What you need to do ::
Pick out each line of the records in which the word "title" appears.

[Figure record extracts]
——
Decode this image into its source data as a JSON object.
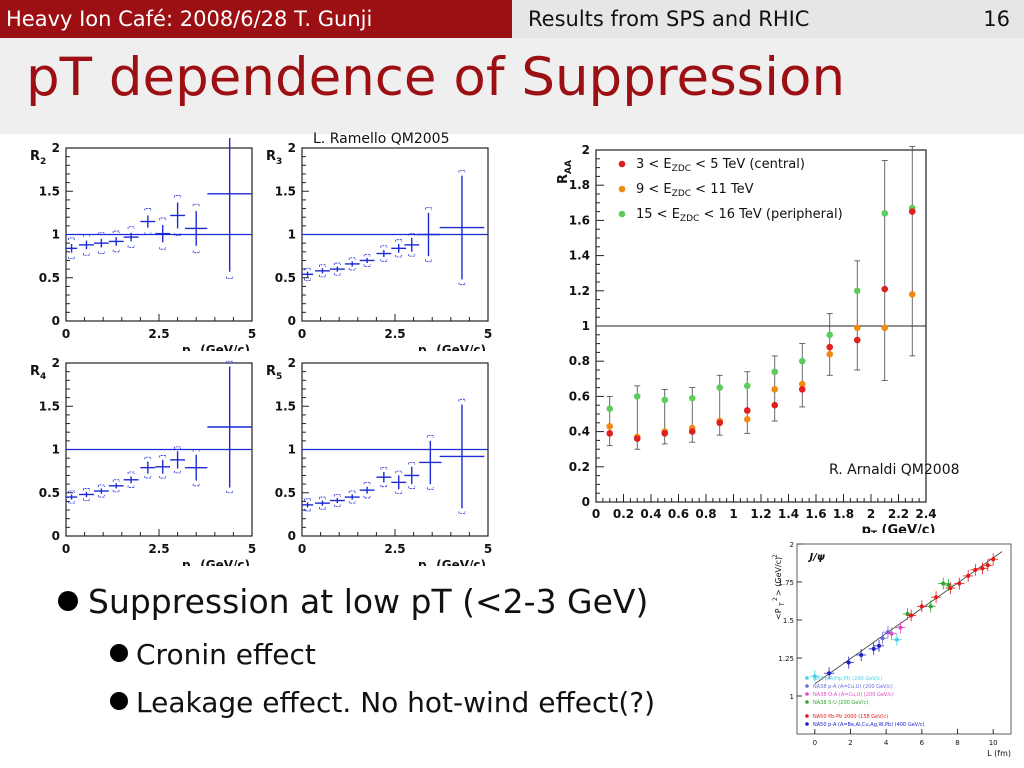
{
  "header": {
    "left": "Heavy Ion Café: 2008/6/28 T. Gunji",
    "center": "Results from SPS and RHIC",
    "page": "16"
  },
  "title": "pT dependence of Suppression",
  "captions": {
    "ramello": "L. Ramello QM2005",
    "arnaldi": "R. Arnaldi QM2008"
  },
  "bullets": [
    {
      "text": "Suppression at low pT (<2-3 GeV)",
      "subs": [
        "Cronin effect",
        "Leakage effect. No hot-wind effect(?)"
      ]
    }
  ],
  "colors": {
    "header_bg": "#9c0f12",
    "title": "#9c0f12",
    "plot_blue": "#1c2ad6",
    "central": "#e02020",
    "mid": "#f08a10",
    "peripheral": "#5ccc5c"
  },
  "chart_data": [
    {
      "type": "scatter",
      "panel": "R2",
      "ylabel": "R2",
      "xlabel": "pT (GeV/c)",
      "xlim": [
        0,
        5
      ],
      "ylim": [
        0,
        2
      ],
      "xticks": [
        "0",
        "2.5",
        "5"
      ],
      "yticks": [
        "0",
        "0.5",
        "1",
        "1.5",
        "2"
      ],
      "reference_line": 1,
      "points": [
        {
          "x": 0.15,
          "y": 0.84,
          "ex": 0.15,
          "ey": 0.05,
          "sys": 0.07
        },
        {
          "x": 0.55,
          "y": 0.88,
          "ex": 0.2,
          "ey": 0.05,
          "sys": 0.07
        },
        {
          "x": 0.95,
          "y": 0.9,
          "ex": 0.2,
          "ey": 0.05,
          "sys": 0.07
        },
        {
          "x": 1.35,
          "y": 0.92,
          "ex": 0.2,
          "ey": 0.05,
          "sys": 0.07
        },
        {
          "x": 1.75,
          "y": 0.97,
          "ex": 0.2,
          "ey": 0.05,
          "sys": 0.07
        },
        {
          "x": 2.2,
          "y": 1.15,
          "ex": 0.2,
          "ey": 0.07,
          "sys": 0.08
        },
        {
          "x": 2.6,
          "y": 1.01,
          "ex": 0.2,
          "ey": 0.1,
          "sys": 0.08
        },
        {
          "x": 3.0,
          "y": 1.22,
          "ex": 0.2,
          "ey": 0.15,
          "sys": 0.08
        },
        {
          "x": 3.5,
          "y": 1.07,
          "ex": 0.3,
          "ey": 0.2,
          "sys": 0.08
        },
        {
          "x": 4.4,
          "y": 1.47,
          "ex": 0.6,
          "ey": 0.9,
          "sys": 0.08
        }
      ]
    },
    {
      "type": "scatter",
      "panel": "R3",
      "ylabel": "R3",
      "xlabel": "pT (GeV/c)",
      "xlim": [
        0,
        5
      ],
      "ylim": [
        0,
        2
      ],
      "xticks": [
        "0",
        "2.5",
        "5"
      ],
      "yticks": [
        "0",
        "0.5",
        "1",
        "1.5",
        "2"
      ],
      "reference_line": 1,
      "points": [
        {
          "x": 0.15,
          "y": 0.54,
          "ex": 0.15,
          "ey": 0.03,
          "sys": 0.04
        },
        {
          "x": 0.55,
          "y": 0.58,
          "ex": 0.2,
          "ey": 0.03,
          "sys": 0.04
        },
        {
          "x": 0.95,
          "y": 0.6,
          "ex": 0.2,
          "ey": 0.03,
          "sys": 0.04
        },
        {
          "x": 1.35,
          "y": 0.66,
          "ex": 0.2,
          "ey": 0.03,
          "sys": 0.04
        },
        {
          "x": 1.75,
          "y": 0.7,
          "ex": 0.2,
          "ey": 0.03,
          "sys": 0.04
        },
        {
          "x": 2.2,
          "y": 0.78,
          "ex": 0.2,
          "ey": 0.04,
          "sys": 0.05
        },
        {
          "x": 2.6,
          "y": 0.84,
          "ex": 0.2,
          "ey": 0.05,
          "sys": 0.05
        },
        {
          "x": 2.95,
          "y": 0.88,
          "ex": 0.2,
          "ey": 0.08,
          "sys": 0.05
        },
        {
          "x": 3.4,
          "y": 1.0,
          "ex": 0.3,
          "ey": 0.25,
          "sys": 0.06
        },
        {
          "x": 4.3,
          "y": 1.08,
          "ex": 0.6,
          "ey": 0.6,
          "sys": 0.06
        }
      ]
    },
    {
      "type": "scatter",
      "panel": "R4",
      "ylabel": "R4",
      "xlabel": "pT (GeV/c)",
      "xlim": [
        0,
        5
      ],
      "ylim": [
        0,
        2
      ],
      "xticks": [
        "0",
        "2.5",
        "5"
      ],
      "yticks": [
        "0",
        "0.5",
        "1",
        "1.5",
        "2"
      ],
      "reference_line": 1,
      "points": [
        {
          "x": 0.15,
          "y": 0.45,
          "ex": 0.15,
          "ey": 0.03,
          "sys": 0.04
        },
        {
          "x": 0.55,
          "y": 0.48,
          "ex": 0.2,
          "ey": 0.03,
          "sys": 0.04
        },
        {
          "x": 0.95,
          "y": 0.52,
          "ex": 0.2,
          "ey": 0.03,
          "sys": 0.04
        },
        {
          "x": 1.35,
          "y": 0.58,
          "ex": 0.2,
          "ey": 0.03,
          "sys": 0.04
        },
        {
          "x": 1.75,
          "y": 0.65,
          "ex": 0.2,
          "ey": 0.04,
          "sys": 0.05
        },
        {
          "x": 2.2,
          "y": 0.79,
          "ex": 0.2,
          "ey": 0.07,
          "sys": 0.05
        },
        {
          "x": 2.6,
          "y": 0.8,
          "ex": 0.2,
          "ey": 0.08,
          "sys": 0.05
        },
        {
          "x": 3.0,
          "y": 0.88,
          "ex": 0.2,
          "ey": 0.1,
          "sys": 0.05
        },
        {
          "x": 3.5,
          "y": 0.79,
          "ex": 0.3,
          "ey": 0.15,
          "sys": 0.06
        },
        {
          "x": 4.4,
          "y": 1.26,
          "ex": 0.6,
          "ey": 0.7,
          "sys": 0.06
        }
      ]
    },
    {
      "type": "scatter",
      "panel": "R5",
      "ylabel": "R5",
      "xlabel": "pT (GeV/c)",
      "xlim": [
        0,
        5
      ],
      "ylim": [
        0,
        2
      ],
      "xticks": [
        "0",
        "2.5",
        "5"
      ],
      "yticks": [
        "0",
        "0.5",
        "1",
        "1.5",
        "2"
      ],
      "reference_line": 1,
      "points": [
        {
          "x": 0.15,
          "y": 0.36,
          "ex": 0.15,
          "ey": 0.03,
          "sys": 0.04
        },
        {
          "x": 0.55,
          "y": 0.38,
          "ex": 0.2,
          "ey": 0.03,
          "sys": 0.04
        },
        {
          "x": 0.95,
          "y": 0.41,
          "ex": 0.2,
          "ey": 0.03,
          "sys": 0.04
        },
        {
          "x": 1.35,
          "y": 0.45,
          "ex": 0.2,
          "ey": 0.03,
          "sys": 0.04
        },
        {
          "x": 1.75,
          "y": 0.53,
          "ex": 0.2,
          "ey": 0.04,
          "sys": 0.05
        },
        {
          "x": 2.2,
          "y": 0.68,
          "ex": 0.2,
          "ey": 0.06,
          "sys": 0.05
        },
        {
          "x": 2.6,
          "y": 0.62,
          "ex": 0.2,
          "ey": 0.08,
          "sys": 0.05
        },
        {
          "x": 2.95,
          "y": 0.7,
          "ex": 0.2,
          "ey": 0.1,
          "sys": 0.05
        },
        {
          "x": 3.45,
          "y": 0.85,
          "ex": 0.3,
          "ey": 0.25,
          "sys": 0.06
        },
        {
          "x": 4.3,
          "y": 0.92,
          "ex": 0.6,
          "ey": 0.6,
          "sys": 0.06
        }
      ]
    },
    {
      "type": "scatter",
      "panel": "RAA",
      "ylabel": "RAA",
      "xlabel": "pT (GeV/c)",
      "xlim": [
        0,
        2.4
      ],
      "ylim": [
        0,
        2
      ],
      "xticks": [
        "0",
        "0.2",
        "0.4",
        "0.6",
        "0.8",
        "1",
        "1.2",
        "1.4",
        "1.6",
        "1.8",
        "2",
        "2.2",
        "2.4"
      ],
      "yticks": [
        "0",
        "0.2",
        "0.4",
        "0.6",
        "0.8",
        "1",
        "1.2",
        "1.4",
        "1.6",
        "1.8",
        "2"
      ],
      "reference_line": 1,
      "series": [
        {
          "name": "3 < EZDC < 5 TeV (central)",
          "color": "#e02020",
          "x": [
            0.1,
            0.3,
            0.5,
            0.7,
            0.9,
            1.1,
            1.3,
            1.5,
            1.7,
            1.9,
            2.1,
            2.3
          ],
          "y": [
            0.39,
            0.36,
            0.39,
            0.4,
            0.45,
            0.52,
            0.55,
            0.64,
            0.88,
            0.92,
            1.21,
            1.65
          ]
        },
        {
          "name": "9 < EZDC < 11 TeV",
          "color": "#f08a10",
          "x": [
            0.1,
            0.3,
            0.5,
            0.7,
            0.9,
            1.1,
            1.3,
            1.5,
            1.7,
            1.9,
            2.1,
            2.3
          ],
          "y": [
            0.43,
            0.37,
            0.4,
            0.42,
            0.46,
            0.47,
            0.64,
            0.67,
            0.84,
            0.99,
            0.99,
            1.18
          ]
        },
        {
          "name": "15 < EZDC < 16 TeV (peripheral)",
          "color": "#5ccc5c",
          "x": [
            0.1,
            0.3,
            0.5,
            0.7,
            0.9,
            1.1,
            1.3,
            1.5,
            1.7,
            1.9,
            2.1,
            2.3
          ],
          "y": [
            0.53,
            0.6,
            0.58,
            0.59,
            0.65,
            0.66,
            0.74,
            0.8,
            0.95,
            1.2,
            1.64,
            1.67
          ]
        }
      ],
      "errors": [
        0.07,
        0.06,
        0.06,
        0.06,
        0.07,
        0.08,
        0.09,
        0.1,
        0.12,
        0.17,
        0.3,
        0.35
      ]
    },
    {
      "type": "scatter",
      "panel": "pt2",
      "title": "J/ψ",
      "xlabel": "L (fm)",
      "ylabel": "<P_T^2> (GeV/c)^2",
      "xlim": [
        -1,
        11
      ],
      "ylim": [
        0.75,
        2
      ],
      "xticks": [
        "0",
        "2",
        "4",
        "6",
        "8",
        "10"
      ],
      "yticks": [
        "1",
        "1.25",
        "1.5",
        "1.75",
        "2"
      ],
      "fit_line": [
        [
          0,
          1.08
        ],
        [
          10.5,
          1.95
        ]
      ],
      "series": [
        {
          "name": "NA3 p-A(Hp,Pt) (200 GeV/c)",
          "color": "#3fd3e8",
          "x": [
            0,
            4.6
          ],
          "y": [
            1.13,
            1.37
          ]
        },
        {
          "name": "NA38 p-A (A=Cu,U) (200 GeV/c)",
          "color": "#6a6ad8",
          "x": [
            3.8,
            4.1
          ],
          "y": [
            1.38,
            1.42
          ]
        },
        {
          "name": "NA38 O-A (A=Cu,U) (200 GeV/c)",
          "color": "#e048c8",
          "x": [
            4.3,
            4.8
          ],
          "y": [
            1.41,
            1.45
          ]
        },
        {
          "name": "NA38 S-U (200 GeV/c)",
          "color": "#2aa62a",
          "x": [
            5.2,
            6.5,
            7.2,
            7.5
          ],
          "y": [
            1.54,
            1.59,
            1.74,
            1.73
          ]
        },
        {
          "name": "NA50 Pb-Pb 2000 (158 GeV/c)",
          "color": "#e01818",
          "x": [
            5.4,
            6.0,
            6.8,
            7.6,
            8.1,
            8.6,
            9.0,
            9.4,
            9.7,
            10.0
          ],
          "y": [
            1.53,
            1.59,
            1.65,
            1.71,
            1.74,
            1.79,
            1.83,
            1.84,
            1.86,
            1.9
          ]
        },
        {
          "name": "NA50 p-A (A=Be,Al,Cu,Ag,W,Pb) (400 GeV/c)",
          "color": "#2020c8",
          "x": [
            0.8,
            1.9,
            2.6,
            3.3,
            3.6
          ],
          "y": [
            1.15,
            1.22,
            1.27,
            1.31,
            1.33
          ]
        }
      ]
    }
  ]
}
——
Finished task ::
  "title": "pT dependence of Suppression",
    "title": "#9c0f12",
      "title": "J/ψ",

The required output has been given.